══ Supplied entries

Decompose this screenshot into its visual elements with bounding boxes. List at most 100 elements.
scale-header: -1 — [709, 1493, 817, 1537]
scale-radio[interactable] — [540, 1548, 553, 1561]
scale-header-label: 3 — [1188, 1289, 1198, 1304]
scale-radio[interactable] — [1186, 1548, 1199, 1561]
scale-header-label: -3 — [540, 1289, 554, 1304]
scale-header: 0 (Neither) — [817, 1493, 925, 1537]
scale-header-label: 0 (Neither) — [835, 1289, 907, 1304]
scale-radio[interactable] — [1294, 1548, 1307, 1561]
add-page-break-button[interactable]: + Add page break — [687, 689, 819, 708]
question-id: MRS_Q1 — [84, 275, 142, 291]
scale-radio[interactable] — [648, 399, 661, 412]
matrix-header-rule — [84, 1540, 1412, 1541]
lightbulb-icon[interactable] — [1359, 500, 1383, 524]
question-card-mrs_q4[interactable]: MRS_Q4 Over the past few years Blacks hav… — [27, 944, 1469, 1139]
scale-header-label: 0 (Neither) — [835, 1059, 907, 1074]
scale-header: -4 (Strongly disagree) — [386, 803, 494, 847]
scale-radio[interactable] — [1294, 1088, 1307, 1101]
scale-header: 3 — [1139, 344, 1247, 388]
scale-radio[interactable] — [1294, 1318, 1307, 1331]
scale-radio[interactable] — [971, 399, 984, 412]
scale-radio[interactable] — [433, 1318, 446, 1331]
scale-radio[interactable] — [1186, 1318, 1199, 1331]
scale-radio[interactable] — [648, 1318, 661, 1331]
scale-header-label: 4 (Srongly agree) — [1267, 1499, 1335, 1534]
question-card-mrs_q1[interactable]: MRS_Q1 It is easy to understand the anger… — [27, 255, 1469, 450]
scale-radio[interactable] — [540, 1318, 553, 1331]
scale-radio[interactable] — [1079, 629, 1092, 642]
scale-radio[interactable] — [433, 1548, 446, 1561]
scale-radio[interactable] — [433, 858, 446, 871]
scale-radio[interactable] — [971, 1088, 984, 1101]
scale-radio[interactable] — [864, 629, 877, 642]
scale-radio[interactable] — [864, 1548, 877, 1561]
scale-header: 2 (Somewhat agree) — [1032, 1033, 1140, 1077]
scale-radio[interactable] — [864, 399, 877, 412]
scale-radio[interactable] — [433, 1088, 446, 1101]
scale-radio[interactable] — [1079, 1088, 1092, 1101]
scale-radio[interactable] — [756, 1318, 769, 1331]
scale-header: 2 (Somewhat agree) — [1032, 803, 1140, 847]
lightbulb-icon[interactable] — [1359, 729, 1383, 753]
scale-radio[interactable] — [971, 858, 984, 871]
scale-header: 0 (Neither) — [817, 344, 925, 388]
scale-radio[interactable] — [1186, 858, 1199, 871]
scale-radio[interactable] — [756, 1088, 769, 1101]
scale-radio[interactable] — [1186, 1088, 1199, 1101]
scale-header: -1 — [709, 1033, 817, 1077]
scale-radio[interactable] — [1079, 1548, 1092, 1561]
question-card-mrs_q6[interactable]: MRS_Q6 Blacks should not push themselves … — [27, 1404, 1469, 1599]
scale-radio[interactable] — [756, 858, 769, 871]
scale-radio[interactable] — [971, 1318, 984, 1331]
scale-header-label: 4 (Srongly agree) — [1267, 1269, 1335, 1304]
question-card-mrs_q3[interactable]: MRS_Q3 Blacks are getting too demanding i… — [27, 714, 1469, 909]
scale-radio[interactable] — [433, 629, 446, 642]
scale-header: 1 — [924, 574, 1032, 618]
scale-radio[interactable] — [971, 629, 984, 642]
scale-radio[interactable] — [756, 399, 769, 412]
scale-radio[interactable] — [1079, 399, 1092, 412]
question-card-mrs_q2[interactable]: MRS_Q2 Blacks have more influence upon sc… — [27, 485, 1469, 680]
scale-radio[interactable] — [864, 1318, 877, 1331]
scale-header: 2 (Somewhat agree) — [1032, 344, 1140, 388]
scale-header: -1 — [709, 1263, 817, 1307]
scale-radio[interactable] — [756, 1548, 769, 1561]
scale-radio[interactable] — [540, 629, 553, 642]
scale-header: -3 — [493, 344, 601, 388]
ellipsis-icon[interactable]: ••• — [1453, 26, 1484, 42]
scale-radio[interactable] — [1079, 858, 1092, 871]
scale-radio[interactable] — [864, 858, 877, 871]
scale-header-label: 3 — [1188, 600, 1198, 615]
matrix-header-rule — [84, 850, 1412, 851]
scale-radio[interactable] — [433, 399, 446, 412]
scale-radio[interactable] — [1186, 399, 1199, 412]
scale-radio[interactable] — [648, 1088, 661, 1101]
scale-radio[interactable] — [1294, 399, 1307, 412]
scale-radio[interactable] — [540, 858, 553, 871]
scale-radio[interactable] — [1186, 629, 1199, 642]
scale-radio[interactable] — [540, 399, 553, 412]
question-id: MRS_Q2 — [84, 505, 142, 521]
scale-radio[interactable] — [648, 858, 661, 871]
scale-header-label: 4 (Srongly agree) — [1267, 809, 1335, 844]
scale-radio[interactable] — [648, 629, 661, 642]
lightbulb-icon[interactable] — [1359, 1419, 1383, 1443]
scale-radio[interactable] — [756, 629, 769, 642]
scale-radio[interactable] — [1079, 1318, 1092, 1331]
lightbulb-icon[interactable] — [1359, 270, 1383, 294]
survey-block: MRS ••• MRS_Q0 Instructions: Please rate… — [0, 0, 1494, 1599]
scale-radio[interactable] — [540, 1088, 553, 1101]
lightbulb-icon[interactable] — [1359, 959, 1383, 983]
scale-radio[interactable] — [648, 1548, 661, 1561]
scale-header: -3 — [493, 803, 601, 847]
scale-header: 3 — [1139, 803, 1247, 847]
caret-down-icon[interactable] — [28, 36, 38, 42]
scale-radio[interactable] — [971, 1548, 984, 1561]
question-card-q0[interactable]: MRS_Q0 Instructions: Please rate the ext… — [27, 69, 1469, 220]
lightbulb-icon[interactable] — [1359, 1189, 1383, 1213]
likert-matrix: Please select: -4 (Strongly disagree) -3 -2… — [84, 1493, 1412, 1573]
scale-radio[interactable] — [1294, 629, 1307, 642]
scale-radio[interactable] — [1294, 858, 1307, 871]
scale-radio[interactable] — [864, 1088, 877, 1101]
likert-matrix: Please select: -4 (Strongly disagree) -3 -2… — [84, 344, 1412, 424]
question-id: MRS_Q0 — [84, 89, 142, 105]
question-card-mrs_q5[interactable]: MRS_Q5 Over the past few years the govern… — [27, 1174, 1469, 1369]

════

Output every line of the material above verbatim, in its original order.

Decompose this screenshot into its visual elements with bounding boxes. List at most 100 elements.
scale-header: -1 — [709, 1493, 817, 1537]
scale-radio[interactable] — [540, 1548, 553, 1561]
scale-header-label: 3 — [1188, 1289, 1198, 1304]
scale-radio[interactable] — [1186, 1548, 1199, 1561]
scale-header-label: -3 — [540, 1289, 554, 1304]
scale-header: 0 (Neither) — [817, 1493, 925, 1537]
scale-header-label: 0 (Neither) — [835, 1289, 907, 1304]
scale-radio[interactable] — [1294, 1548, 1307, 1561]
add-page-break-button[interactable]: + Add page break — [687, 689, 819, 708]
question-id: MRS_Q1 — [84, 275, 142, 291]
scale-radio[interactable] — [648, 399, 661, 412]
matrix-header-rule — [84, 1540, 1412, 1541]
lightbulb-icon[interactable] — [1359, 500, 1383, 524]
question-card-mrs_q4[interactable]: MRS_Q4 Over the past few years Blacks hav… — [27, 944, 1469, 1139]
scale-header-label: 0 (Neither) — [835, 1059, 907, 1074]
scale-header: -4 (Strongly disagree) — [386, 803, 494, 847]
scale-radio[interactable] — [1294, 1088, 1307, 1101]
scale-header: 3 — [1139, 344, 1247, 388]
scale-radio[interactable] — [1294, 1318, 1307, 1331]
scale-radio[interactable] — [971, 399, 984, 412]
scale-radio[interactable] — [433, 1318, 446, 1331]
scale-radio[interactable] — [1186, 1318, 1199, 1331]
scale-radio[interactable] — [648, 1318, 661, 1331]
scale-header-label: 4 (Srongly agree) — [1267, 1499, 1335, 1534]
question-card-mrs_q1[interactable]: MRS_Q1 It is easy to understand the anger… — [27, 255, 1469, 450]
scale-radio[interactable] — [540, 1318, 553, 1331]
scale-radio[interactable] — [1079, 629, 1092, 642]
scale-radio[interactable] — [433, 1548, 446, 1561]
scale-radio[interactable] — [433, 858, 446, 871]
scale-radio[interactable] — [971, 1088, 984, 1101]
scale-radio[interactable] — [864, 629, 877, 642]
scale-radio[interactable] — [864, 1548, 877, 1561]
scale-header: 2 (Somewhat agree) — [1032, 1033, 1140, 1077]
scale-radio[interactable] — [864, 399, 877, 412]
scale-radio[interactable] — [433, 1088, 446, 1101]
scale-radio[interactable] — [1079, 1088, 1092, 1101]
scale-radio[interactable] — [756, 1318, 769, 1331]
scale-header: 2 (Somewhat agree) — [1032, 803, 1140, 847]
lightbulb-icon[interactable] — [1359, 729, 1383, 753]
scale-radio[interactable] — [971, 858, 984, 871]
scale-header: 0 (Neither) — [817, 344, 925, 388]
scale-radio[interactable] — [1186, 858, 1199, 871]
scale-radio[interactable] — [756, 1088, 769, 1101]
scale-radio[interactable] — [1186, 1088, 1199, 1101]
scale-header: -1 — [709, 1033, 817, 1077]
scale-radio[interactable] — [1079, 1548, 1092, 1561]
question-card-mrs_q6[interactable]: MRS_Q6 Blacks should not push themselves … — [27, 1404, 1469, 1599]
scale-radio[interactable] — [756, 858, 769, 871]
scale-radio[interactable] — [971, 1318, 984, 1331]
scale-header-label: 4 (Srongly agree) — [1267, 1269, 1335, 1304]
question-card-mrs_q3[interactable]: MRS_Q3 Blacks are getting too demanding i… — [27, 714, 1469, 909]
scale-radio[interactable] — [433, 629, 446, 642]
scale-header: 1 — [924, 574, 1032, 618]
scale-radio[interactable] — [971, 629, 984, 642]
scale-radio[interactable] — [756, 399, 769, 412]
scale-radio[interactable] — [1079, 399, 1092, 412]
question-card-mrs_q2[interactable]: MRS_Q2 Blacks have more influence upon sc… — [27, 485, 1469, 680]
scale-radio[interactable] — [864, 1318, 877, 1331]
scale-header: 2 (Somewhat agree) — [1032, 344, 1140, 388]
scale-header: -1 — [709, 1263, 817, 1307]
scale-radio[interactable] — [756, 1548, 769, 1561]
scale-radio[interactable] — [540, 629, 553, 642]
scale-header: -3 — [493, 344, 601, 388]
ellipsis-icon[interactable]: ••• — [1453, 26, 1484, 42]
scale-radio[interactable] — [1079, 858, 1092, 871]
scale-radio[interactable] — [864, 858, 877, 871]
scale-header-label: 3 — [1188, 600, 1198, 615]
matrix-header-rule — [84, 850, 1412, 851]
scale-radio[interactable] — [433, 399, 446, 412]
scale-radio[interactable] — [1186, 399, 1199, 412]
scale-radio[interactable] — [648, 1088, 661, 1101]
scale-radio[interactable] — [1294, 399, 1307, 412]
scale-radio[interactable] — [540, 858, 553, 871]
scale-radio[interactable] — [1186, 629, 1199, 642]
scale-radio[interactable] — [540, 399, 553, 412]
question-id: MRS_Q2 — [84, 505, 142, 521]
scale-radio[interactable] — [648, 858, 661, 871]
scale-header-label: 4 (Srongly agree) — [1267, 809, 1335, 844]
scale-radio[interactable] — [648, 629, 661, 642]
lightbulb-icon[interactable] — [1359, 1419, 1383, 1443]
scale-radio[interactable] — [756, 629, 769, 642]
scale-radio[interactable] — [1079, 1318, 1092, 1331]
lightbulb-icon[interactable] — [1359, 270, 1383, 294]
survey-block: MRS ••• MRS_Q0 Instructions: Please rate… — [0, 0, 1494, 1599]
scale-radio[interactable] — [540, 1088, 553, 1101]
lightbulb-icon[interactable] — [1359, 959, 1383, 983]
scale-radio[interactable] — [648, 1548, 661, 1561]
scale-header: -3 — [493, 803, 601, 847]
scale-header: 3 — [1139, 803, 1247, 847]
caret-down-icon[interactable] — [28, 36, 38, 42]
scale-radio[interactable] — [971, 1548, 984, 1561]
question-card-q0[interactable]: MRS_Q0 Instructions: Please rate the ext… — [27, 69, 1469, 220]
lightbulb-icon[interactable] — [1359, 1189, 1383, 1213]
likert-matrix: Please select: -4 (Strongly disagree) -3 -2… — [84, 1493, 1412, 1573]
scale-radio[interactable] — [1294, 629, 1307, 642]
scale-radio[interactable] — [1294, 858, 1307, 871]
scale-radio[interactable] — [864, 1088, 877, 1101]
likert-matrix: Please select: -4 (Strongly disagree) -3 -2… — [84, 344, 1412, 424]
question-id: MRS_Q0 — [84, 89, 142, 105]
question-card-mrs_q5[interactable]: MRS_Q5 Over the past few years the govern… — [27, 1174, 1469, 1369]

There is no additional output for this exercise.